**Task to carry out**: Pull out each line of the records holding the string "label".

**Provided material**:

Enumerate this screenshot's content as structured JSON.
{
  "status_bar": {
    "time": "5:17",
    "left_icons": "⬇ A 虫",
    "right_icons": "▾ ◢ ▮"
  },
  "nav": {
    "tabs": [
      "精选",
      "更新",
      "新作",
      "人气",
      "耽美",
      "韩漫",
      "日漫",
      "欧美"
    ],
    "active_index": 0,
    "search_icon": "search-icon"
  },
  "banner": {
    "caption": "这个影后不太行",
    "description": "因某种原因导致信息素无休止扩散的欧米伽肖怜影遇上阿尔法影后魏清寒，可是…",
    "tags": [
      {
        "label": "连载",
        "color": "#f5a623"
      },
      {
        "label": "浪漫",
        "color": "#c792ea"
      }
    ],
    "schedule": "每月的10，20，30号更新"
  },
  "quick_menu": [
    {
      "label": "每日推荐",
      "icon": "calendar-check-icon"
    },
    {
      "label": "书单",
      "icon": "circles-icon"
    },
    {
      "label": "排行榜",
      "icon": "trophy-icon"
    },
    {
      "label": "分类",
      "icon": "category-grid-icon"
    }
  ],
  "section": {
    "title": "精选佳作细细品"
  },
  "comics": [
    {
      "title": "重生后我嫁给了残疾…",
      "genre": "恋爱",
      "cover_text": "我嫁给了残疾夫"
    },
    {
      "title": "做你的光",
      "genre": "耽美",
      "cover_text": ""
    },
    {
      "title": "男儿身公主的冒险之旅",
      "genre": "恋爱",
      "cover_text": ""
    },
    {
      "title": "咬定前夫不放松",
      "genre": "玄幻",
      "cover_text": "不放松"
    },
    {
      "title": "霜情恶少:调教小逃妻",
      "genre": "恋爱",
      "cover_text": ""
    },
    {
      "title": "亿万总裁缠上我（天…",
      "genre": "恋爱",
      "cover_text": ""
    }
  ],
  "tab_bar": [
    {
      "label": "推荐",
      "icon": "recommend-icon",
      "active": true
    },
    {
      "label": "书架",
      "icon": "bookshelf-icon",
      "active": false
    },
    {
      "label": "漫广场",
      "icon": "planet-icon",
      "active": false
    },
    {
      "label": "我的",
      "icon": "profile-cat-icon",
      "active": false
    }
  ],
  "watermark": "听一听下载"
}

**Solution to this problem**:
        "label": "连载",
        "label": "浪漫",
      "label": "每日推荐",
      "label": "书单",
      "label": "排行榜",
      "label": "分类",
      "label": "推荐",
      "label": "书架",
      "label": "漫广场",
      "label": "我的",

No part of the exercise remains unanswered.